Data records ->
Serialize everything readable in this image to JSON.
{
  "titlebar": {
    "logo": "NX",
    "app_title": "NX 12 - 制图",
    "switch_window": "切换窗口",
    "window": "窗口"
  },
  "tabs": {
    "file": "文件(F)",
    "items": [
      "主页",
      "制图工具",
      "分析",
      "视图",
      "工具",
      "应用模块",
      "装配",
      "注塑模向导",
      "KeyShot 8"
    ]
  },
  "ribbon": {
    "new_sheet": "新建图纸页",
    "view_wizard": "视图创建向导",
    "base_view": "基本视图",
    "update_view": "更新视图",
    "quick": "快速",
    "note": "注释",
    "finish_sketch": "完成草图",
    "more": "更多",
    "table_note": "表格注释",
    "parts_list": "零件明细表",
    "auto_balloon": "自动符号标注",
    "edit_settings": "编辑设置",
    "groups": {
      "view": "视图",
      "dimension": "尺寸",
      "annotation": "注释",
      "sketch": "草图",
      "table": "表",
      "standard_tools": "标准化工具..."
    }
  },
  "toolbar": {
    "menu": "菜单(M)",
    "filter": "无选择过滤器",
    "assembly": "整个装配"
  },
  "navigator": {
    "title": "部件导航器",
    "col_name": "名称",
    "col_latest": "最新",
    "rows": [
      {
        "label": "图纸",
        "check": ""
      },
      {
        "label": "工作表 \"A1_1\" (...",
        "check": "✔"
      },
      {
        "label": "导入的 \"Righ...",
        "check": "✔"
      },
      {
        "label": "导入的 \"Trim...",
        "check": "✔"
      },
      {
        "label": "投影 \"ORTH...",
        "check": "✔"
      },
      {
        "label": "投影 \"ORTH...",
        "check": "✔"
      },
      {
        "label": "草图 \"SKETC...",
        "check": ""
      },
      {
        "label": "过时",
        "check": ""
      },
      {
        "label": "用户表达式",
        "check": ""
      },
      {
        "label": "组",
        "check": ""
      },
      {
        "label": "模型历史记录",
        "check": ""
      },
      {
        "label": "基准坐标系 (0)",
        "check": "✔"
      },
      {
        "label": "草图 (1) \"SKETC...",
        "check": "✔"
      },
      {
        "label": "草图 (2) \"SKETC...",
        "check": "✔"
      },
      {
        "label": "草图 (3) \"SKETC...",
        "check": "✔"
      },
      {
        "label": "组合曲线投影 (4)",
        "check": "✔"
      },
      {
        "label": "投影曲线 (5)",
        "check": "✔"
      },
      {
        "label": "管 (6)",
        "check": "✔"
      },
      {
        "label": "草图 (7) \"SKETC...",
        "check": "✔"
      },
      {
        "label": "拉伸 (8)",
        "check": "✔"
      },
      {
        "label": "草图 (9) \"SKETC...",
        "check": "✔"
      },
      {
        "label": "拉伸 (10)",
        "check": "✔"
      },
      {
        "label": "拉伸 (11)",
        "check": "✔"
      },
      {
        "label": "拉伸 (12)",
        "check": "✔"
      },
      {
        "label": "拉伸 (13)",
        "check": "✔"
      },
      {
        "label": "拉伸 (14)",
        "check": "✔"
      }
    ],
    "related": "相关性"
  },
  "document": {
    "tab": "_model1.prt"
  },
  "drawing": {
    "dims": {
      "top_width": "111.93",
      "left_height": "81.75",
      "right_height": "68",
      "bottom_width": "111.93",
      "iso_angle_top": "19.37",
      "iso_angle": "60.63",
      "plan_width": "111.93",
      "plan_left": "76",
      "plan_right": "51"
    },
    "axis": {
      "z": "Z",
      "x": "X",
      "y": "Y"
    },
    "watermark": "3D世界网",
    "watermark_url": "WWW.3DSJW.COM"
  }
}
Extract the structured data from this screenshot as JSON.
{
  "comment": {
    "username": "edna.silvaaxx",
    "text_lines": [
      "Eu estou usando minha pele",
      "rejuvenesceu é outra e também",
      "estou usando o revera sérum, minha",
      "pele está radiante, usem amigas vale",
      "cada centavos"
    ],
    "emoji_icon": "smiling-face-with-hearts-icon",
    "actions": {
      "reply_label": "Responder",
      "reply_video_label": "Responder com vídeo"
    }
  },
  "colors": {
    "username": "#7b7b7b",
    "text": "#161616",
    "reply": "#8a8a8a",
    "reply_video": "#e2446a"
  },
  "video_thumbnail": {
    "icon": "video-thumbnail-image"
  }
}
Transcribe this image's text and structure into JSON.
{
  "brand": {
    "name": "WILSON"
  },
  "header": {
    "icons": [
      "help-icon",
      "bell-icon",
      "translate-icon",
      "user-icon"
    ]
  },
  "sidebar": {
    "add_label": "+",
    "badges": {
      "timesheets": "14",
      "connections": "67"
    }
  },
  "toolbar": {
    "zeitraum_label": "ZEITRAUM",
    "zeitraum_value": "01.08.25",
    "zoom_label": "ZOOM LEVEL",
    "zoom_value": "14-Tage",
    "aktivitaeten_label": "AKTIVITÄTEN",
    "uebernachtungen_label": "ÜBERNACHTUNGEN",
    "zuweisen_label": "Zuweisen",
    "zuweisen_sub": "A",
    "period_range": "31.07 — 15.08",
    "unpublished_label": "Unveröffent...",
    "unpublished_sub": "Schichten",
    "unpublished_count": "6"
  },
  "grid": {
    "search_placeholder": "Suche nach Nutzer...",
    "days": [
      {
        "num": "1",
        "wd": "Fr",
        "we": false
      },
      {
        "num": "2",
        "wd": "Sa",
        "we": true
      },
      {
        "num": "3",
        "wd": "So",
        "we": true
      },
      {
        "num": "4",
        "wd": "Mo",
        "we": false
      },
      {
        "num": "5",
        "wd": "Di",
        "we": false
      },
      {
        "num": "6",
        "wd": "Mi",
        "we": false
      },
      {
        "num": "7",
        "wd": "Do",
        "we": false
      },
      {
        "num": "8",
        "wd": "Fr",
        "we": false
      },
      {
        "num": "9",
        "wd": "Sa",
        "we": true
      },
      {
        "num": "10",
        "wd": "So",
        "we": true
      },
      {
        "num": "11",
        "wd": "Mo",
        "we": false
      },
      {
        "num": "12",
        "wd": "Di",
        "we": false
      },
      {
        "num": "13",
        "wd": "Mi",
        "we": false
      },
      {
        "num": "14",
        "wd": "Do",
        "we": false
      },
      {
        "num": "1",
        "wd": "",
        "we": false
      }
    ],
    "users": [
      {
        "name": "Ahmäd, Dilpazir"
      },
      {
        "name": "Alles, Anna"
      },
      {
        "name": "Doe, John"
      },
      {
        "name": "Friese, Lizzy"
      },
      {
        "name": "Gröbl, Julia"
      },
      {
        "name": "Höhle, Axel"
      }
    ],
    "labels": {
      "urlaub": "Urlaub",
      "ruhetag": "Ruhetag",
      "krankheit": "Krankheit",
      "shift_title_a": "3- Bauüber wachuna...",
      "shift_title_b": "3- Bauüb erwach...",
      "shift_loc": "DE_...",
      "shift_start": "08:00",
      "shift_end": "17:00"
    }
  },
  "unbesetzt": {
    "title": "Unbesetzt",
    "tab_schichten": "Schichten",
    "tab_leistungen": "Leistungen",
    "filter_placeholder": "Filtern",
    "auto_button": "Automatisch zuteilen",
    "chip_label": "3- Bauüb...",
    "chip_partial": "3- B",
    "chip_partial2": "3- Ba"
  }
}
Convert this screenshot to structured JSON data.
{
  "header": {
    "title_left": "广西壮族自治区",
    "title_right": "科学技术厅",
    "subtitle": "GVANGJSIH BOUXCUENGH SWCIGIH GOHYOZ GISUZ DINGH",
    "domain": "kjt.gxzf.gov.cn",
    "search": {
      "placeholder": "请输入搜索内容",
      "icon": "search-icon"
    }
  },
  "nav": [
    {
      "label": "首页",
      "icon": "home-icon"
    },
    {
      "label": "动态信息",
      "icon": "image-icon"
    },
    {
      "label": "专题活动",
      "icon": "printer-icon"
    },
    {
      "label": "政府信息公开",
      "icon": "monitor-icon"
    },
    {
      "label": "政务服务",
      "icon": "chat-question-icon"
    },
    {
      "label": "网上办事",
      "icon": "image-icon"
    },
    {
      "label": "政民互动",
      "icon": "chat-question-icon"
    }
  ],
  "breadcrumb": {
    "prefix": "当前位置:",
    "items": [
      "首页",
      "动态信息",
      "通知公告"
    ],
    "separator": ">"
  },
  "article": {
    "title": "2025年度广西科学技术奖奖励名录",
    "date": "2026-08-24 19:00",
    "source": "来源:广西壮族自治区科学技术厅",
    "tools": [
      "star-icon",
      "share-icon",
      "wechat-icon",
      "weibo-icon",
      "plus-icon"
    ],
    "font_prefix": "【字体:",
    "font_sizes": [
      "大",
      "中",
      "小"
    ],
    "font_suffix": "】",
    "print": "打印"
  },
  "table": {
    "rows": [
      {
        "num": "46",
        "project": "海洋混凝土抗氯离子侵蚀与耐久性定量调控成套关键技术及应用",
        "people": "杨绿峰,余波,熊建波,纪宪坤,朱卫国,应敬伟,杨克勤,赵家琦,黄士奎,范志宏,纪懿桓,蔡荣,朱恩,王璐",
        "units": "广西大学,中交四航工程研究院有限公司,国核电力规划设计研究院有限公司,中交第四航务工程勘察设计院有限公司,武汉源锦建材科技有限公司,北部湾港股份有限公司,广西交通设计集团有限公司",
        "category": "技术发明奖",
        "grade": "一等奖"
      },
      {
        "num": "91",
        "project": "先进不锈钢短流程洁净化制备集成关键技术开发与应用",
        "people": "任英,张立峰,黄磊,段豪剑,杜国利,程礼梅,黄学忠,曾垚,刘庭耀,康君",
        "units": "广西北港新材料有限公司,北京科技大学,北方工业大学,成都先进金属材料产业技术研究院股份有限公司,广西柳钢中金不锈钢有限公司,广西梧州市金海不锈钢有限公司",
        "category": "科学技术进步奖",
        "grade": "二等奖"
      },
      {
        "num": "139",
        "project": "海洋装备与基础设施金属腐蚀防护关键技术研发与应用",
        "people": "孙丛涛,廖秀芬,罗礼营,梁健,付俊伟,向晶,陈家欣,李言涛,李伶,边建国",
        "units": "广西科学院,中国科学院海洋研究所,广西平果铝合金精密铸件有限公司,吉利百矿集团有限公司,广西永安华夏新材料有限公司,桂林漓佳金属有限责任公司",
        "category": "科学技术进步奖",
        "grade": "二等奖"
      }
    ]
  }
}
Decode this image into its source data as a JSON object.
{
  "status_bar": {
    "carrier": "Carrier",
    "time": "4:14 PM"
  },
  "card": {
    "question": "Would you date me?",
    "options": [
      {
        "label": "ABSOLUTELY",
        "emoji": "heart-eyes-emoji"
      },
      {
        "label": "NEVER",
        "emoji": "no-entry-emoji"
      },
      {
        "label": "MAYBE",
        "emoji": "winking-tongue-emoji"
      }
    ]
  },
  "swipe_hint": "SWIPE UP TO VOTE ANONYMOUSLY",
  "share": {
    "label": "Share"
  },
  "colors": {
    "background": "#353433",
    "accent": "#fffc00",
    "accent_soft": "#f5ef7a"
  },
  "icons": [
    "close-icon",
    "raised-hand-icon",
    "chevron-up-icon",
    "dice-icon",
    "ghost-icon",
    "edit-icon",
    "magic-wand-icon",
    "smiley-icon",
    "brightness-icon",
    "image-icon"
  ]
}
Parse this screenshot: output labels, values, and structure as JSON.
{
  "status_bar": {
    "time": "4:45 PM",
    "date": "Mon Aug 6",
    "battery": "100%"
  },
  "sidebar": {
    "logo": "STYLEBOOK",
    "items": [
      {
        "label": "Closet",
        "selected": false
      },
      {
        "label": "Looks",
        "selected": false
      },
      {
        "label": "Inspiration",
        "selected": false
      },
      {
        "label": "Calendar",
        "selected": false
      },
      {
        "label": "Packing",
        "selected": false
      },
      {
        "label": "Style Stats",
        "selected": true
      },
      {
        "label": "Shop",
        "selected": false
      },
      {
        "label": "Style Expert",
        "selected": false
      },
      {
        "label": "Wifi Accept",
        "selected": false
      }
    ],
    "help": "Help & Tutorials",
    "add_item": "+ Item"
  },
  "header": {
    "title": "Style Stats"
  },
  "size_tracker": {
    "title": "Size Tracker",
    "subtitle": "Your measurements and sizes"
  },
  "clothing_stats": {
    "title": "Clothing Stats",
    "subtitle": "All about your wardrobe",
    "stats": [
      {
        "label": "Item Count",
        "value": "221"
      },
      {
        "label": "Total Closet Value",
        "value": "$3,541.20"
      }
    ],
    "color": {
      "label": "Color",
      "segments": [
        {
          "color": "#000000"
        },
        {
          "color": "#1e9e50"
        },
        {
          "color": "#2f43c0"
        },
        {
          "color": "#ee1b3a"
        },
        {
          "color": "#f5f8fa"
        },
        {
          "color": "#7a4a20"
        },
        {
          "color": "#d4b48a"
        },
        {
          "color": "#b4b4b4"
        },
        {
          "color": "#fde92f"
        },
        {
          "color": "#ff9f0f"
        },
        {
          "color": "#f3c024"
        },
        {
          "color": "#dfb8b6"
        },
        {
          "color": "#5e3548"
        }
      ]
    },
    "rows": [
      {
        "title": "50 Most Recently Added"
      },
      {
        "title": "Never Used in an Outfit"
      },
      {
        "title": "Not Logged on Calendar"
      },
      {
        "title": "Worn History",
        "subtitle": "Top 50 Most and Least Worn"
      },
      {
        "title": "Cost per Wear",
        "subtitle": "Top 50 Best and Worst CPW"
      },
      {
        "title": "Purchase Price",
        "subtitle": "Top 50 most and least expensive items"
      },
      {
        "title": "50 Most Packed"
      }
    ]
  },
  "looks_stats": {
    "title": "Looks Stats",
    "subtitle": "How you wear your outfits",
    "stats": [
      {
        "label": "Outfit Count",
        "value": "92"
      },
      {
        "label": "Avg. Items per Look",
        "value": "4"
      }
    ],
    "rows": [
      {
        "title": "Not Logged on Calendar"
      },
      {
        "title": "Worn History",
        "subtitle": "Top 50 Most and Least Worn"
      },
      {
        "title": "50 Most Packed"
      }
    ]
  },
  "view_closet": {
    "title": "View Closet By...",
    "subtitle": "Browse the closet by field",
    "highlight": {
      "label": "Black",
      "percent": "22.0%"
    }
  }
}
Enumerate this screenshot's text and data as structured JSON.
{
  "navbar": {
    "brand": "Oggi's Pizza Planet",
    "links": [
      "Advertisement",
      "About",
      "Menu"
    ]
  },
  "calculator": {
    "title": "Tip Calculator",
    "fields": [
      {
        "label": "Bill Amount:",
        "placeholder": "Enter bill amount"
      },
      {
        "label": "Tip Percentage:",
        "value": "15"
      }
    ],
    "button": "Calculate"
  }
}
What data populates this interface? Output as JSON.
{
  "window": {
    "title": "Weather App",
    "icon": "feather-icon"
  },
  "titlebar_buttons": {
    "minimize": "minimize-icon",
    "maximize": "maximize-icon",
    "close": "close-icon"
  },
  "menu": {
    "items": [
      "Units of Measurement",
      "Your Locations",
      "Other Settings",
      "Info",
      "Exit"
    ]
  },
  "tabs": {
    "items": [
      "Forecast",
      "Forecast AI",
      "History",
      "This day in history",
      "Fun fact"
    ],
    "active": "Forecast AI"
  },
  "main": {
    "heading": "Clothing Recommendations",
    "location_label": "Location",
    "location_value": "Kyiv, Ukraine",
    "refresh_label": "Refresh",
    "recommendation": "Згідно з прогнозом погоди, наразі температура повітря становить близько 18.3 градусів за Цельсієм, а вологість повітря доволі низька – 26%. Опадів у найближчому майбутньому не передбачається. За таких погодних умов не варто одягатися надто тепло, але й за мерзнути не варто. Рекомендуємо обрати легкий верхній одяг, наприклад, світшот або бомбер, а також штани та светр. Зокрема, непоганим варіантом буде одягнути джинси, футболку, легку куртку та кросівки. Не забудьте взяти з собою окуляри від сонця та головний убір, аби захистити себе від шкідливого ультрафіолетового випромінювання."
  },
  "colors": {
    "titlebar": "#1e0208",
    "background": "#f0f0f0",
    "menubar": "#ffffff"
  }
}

Required task -> Copy out each line of the listing that holds "username".

Expected answer ->
    "username": "edna.silvaaxx",
    "username": "#7b7b7b",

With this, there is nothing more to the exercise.